** Input data **
◇ ◇ ◇

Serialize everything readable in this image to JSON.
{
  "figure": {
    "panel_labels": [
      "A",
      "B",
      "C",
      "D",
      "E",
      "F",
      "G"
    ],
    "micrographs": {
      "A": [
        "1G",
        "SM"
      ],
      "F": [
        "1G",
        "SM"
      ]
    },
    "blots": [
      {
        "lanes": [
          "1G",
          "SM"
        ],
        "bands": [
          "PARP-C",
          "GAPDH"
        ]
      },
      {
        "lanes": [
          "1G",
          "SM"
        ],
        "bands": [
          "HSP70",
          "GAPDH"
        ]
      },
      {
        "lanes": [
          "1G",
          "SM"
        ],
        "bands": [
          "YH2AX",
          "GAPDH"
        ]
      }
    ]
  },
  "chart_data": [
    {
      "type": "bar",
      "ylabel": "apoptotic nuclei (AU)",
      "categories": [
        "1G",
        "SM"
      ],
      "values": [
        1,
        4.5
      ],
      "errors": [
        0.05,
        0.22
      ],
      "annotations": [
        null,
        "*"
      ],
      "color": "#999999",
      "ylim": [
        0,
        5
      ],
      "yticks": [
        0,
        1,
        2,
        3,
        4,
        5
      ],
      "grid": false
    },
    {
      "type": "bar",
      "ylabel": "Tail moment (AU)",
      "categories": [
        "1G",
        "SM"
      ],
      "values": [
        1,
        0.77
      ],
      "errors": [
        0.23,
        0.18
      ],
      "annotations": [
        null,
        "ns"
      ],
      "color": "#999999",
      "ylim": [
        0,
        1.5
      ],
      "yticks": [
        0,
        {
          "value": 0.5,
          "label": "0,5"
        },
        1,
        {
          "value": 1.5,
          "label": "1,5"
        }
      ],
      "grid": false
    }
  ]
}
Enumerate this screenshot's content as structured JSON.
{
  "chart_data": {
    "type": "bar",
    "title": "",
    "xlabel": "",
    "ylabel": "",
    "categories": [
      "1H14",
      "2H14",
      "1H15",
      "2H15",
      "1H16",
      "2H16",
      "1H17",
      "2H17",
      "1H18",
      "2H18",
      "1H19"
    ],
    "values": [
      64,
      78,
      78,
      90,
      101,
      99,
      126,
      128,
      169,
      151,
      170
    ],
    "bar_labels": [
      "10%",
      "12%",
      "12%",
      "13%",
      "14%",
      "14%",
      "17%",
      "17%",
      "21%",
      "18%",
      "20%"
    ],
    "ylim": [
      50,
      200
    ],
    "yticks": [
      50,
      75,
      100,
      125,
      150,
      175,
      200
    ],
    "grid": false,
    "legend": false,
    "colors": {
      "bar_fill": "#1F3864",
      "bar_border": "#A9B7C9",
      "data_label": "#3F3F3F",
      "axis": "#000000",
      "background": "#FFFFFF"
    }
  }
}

◇ ◇ ◇

** To do **
The records above should be duplicated in full, exactly as given.

** Response to this exercise **
Serialize everything readable in this image to JSON.
{
  "figure": {
    "panel_labels": [
      "A",
      "B",
      "C",
      "D",
      "E",
      "F",
      "G"
    ],
    "micrographs": {
      "A": [
        "1G",
        "SM"
      ],
      "F": [
        "1G",
        "SM"
      ]
    },
    "blots": [
      {
        "lanes": [
          "1G",
          "SM"
        ],
        "bands": [
          "PARP-C",
          "GAPDH"
        ]
      },
      {
        "lanes": [
          "1G",
          "SM"
        ],
        "bands": [
          "HSP70",
          "GAPDH"
        ]
      },
      {
        "lanes": [
          "1G",
          "SM"
        ],
        "bands": [
          "YH2AX",
          "GAPDH"
        ]
      }
    ]
  },
  "chart_data": [
    {
      "type": "bar",
      "ylabel": "apoptotic nuclei (AU)",
      "categories": [
        "1G",
        "SM"
      ],
      "values": [
        1,
        4.5
      ],
      "errors": [
        0.05,
        0.22
      ],
      "annotations": [
        null,
        "*"
      ],
      "color": "#999999",
      "ylim": [
        0,
        5
      ],
      "yticks": [
        0,
        1,
        2,
        3,
        4,
        5
      ],
      "grid": false
    },
    {
      "type": "bar",
      "ylabel": "Tail moment (AU)",
      "categories": [
        "1G",
        "SM"
      ],
      "values": [
        1,
        0.77
      ],
      "errors": [
        0.23,
        0.18
      ],
      "annotations": [
        null,
        "ns"
      ],
      "color": "#999999",
      "ylim": [
        0,
        1.5
      ],
      "yticks": [
        0,
        {
          "value": 0.5,
          "label": "0,5"
        },
        1,
        {
          "value": 1.5,
          "label": "1,5"
        }
      ],
      "grid": false
    }
  ]
}
Enumerate this screenshot's content as structured JSON.
{
  "chart_data": {
    "type": "bar",
    "title": "",
    "xlabel": "",
    "ylabel": "",
    "categories": [
      "1H14",
      "2H14",
      "1H15",
      "2H15",
      "1H16",
      "2H16",
      "1H17",
      "2H17",
      "1H18",
      "2H18",
      "1H19"
    ],
    "values": [
      64,
      78,
      78,
      90,
      101,
      99,
      126,
      128,
      169,
      151,
      170
    ],
    "bar_labels": [
      "10%",
      "12%",
      "12%",
      "13%",
      "14%",
      "14%",
      "17%",
      "17%",
      "21%",
      "18%",
      "20%"
    ],
    "ylim": [
      50,
      200
    ],
    "yticks": [
      50,
      75,
      100,
      125,
      150,
      175,
      200
    ],
    "grid": false,
    "legend": false,
    "colors": {
      "bar_fill": "#1F3864",
      "bar_border": "#A9B7C9",
      "data_label": "#3F3F3F",
      "axis": "#000000",
      "background": "#FFFFFF"
    }
  }
}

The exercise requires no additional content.